» **EXERCISE TASK**: Transcribe the lines below verbatim, skipping the images.

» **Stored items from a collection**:
● ● ●
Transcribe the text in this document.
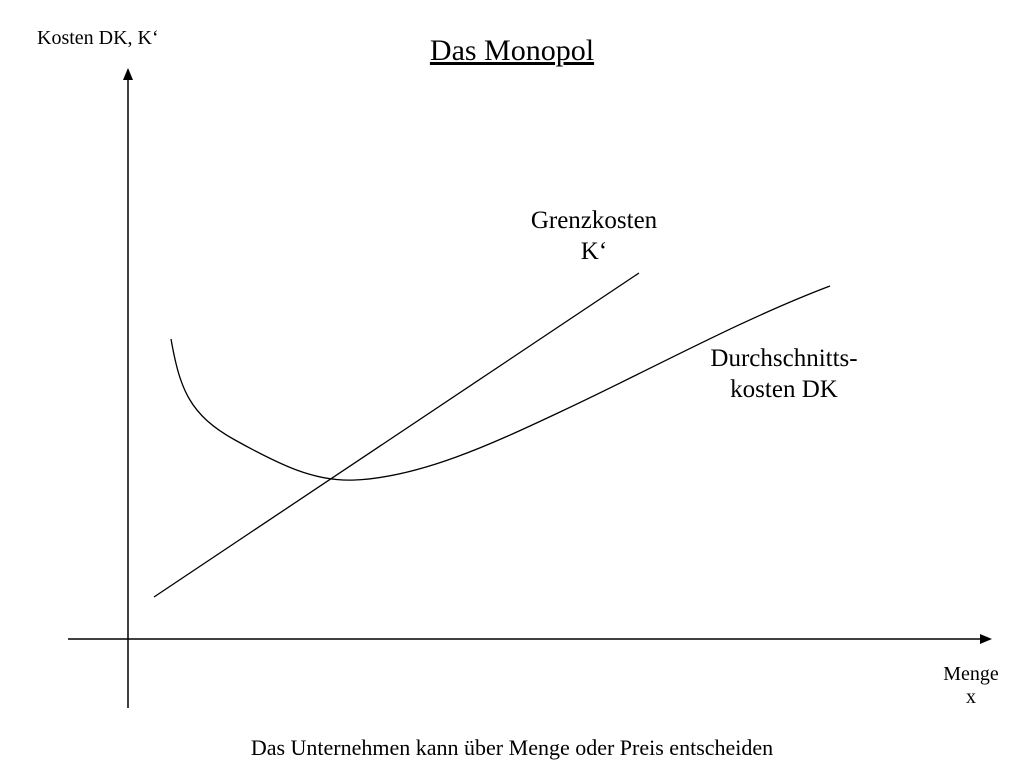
Das Monopol
Kosten DK, K‘
Grenzkosten
K‘
Durchschnitts-
kosten DK
Menge
x
Das Unternehmen kann über Menge oder Preis entscheiden
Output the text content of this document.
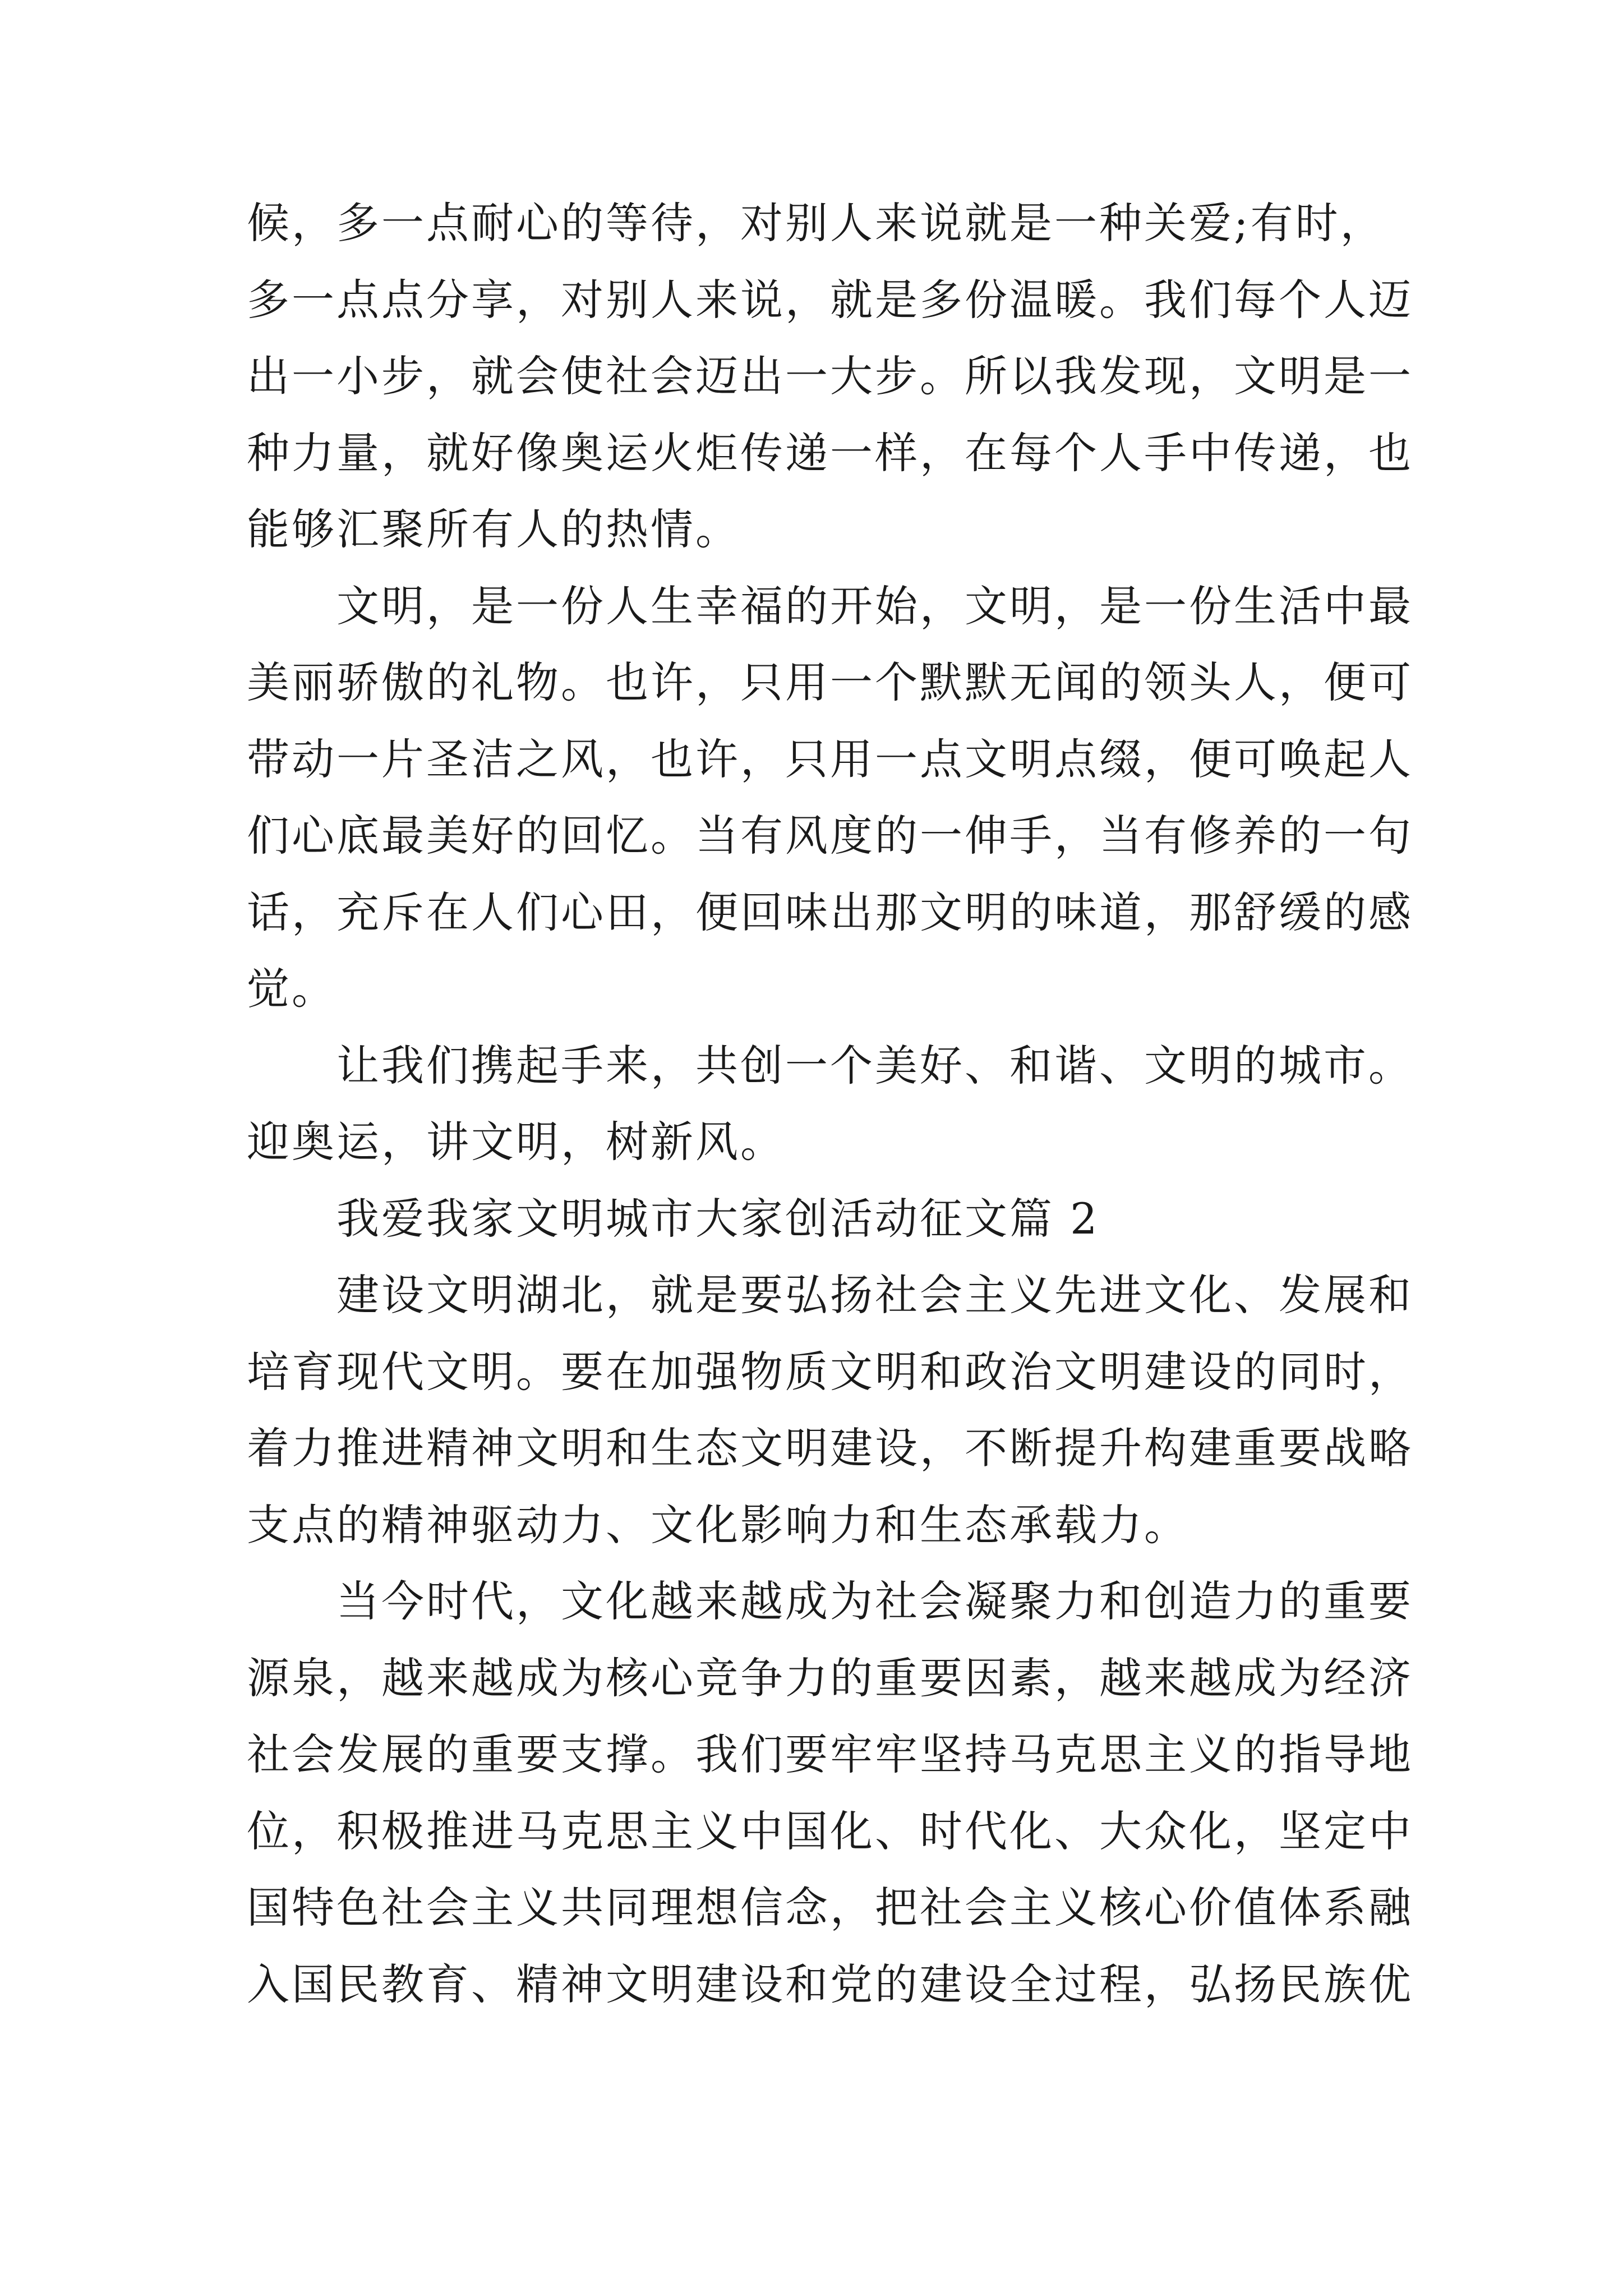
候，多一点耐心的等待，对别人来说就是一种关爱;有时，
多一点点分享，对别人来说，就是多份温暖。我们每个人迈
出一小步，就会使社会迈出一大步。所以我发现，文明是一
种力量，就好像奥运火炬传递一样，在每个人手中传递，也
能够汇聚所有人的热情。
文明，是一份人生幸福的开始，文明，是一份生活中最
美丽骄傲的礼物。也许，只用一个默默无闻的领头人，便可
带动一片圣洁之风，也许，只用一点文明点缀，便可唤起人
们心底最美好的回忆。当有风度的一伸手，当有修养的一句
话，充斥在人们心田，便回味出那文明的味道，那舒缓的感
觉。
让我们携起手来，共创一个美好、和谐、文明的城市。
迎奥运，讲文明，树新风。
我爱我家文明城市大家创活动征文篇 2
建设文明湖北，就是要弘扬社会主义先进文化、发展和
培育现代文明。要在加强物质文明和政治文明建设的同时，
着力推进精神文明和生态文明建设，不断提升构建重要战略
支点的精神驱动力、文化影响力和生态承载力。
当今时代，文化越来越成为社会凝聚力和创造力的重要
源泉，越来越成为核心竞争力的重要因素，越来越成为经济
社会发展的重要支撑。我们要牢牢坚持马克思主义的指导地
位，积极推进马克思主义中国化、时代化、大众化，坚定中
国特色社会主义共同理想信念，把社会主义核心价值体系融
入国民教育、精神文明建设和党的建设全过程，弘扬民族优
● ● ●
» **SOLUTION FOR THIS EXERCISE**:
Transcribe the text in this document.
Das Monopol
Kosten DK, K‘
Grenzkosten
K‘
Durchschnitts-
kosten DK
Menge
x
Das Unternehmen kann über Menge oder Preis entscheiden
Output the text content of this document.
候，多一点耐心的等待，对别人来说就是一种关爱;有时，
多一点点分享，对别人来说，就是多份温暖。我们每个人迈
出一小步，就会使社会迈出一大步。所以我发现，文明是一
种力量，就好像奥运火炬传递一样，在每个人手中传递，也
能够汇聚所有人的热情。
文明，是一份人生幸福的开始，文明，是一份生活中最
美丽骄傲的礼物。也许，只用一个默默无闻的领头人，便可
带动一片圣洁之风，也许，只用一点文明点缀，便可唤起人
们心底最美好的回忆。当有风度的一伸手，当有修养的一句
话，充斥在人们心田，便回味出那文明的味道，那舒缓的感
觉。
让我们携起手来，共创一个美好、和谐、文明的城市。
迎奥运，讲文明，树新风。
我爱我家文明城市大家创活动征文篇 2
建设文明湖北，就是要弘扬社会主义先进文化、发展和
培育现代文明。要在加强物质文明和政治文明建设的同时，
着力推进精神文明和生态文明建设，不断提升构建重要战略
支点的精神驱动力、文化影响力和生态承载力。
当今时代，文化越来越成为社会凝聚力和创造力的重要
源泉，越来越成为核心竞争力的重要因素，越来越成为经济
社会发展的重要支撑。我们要牢牢坚持马克思主义的指导地
位，积极推进马克思主义中国化、时代化、大众化，坚定中
国特色社会主义共同理想信念，把社会主义核心价值体系融
入国民教育、精神文明建设和党的建设全过程，弘扬民族优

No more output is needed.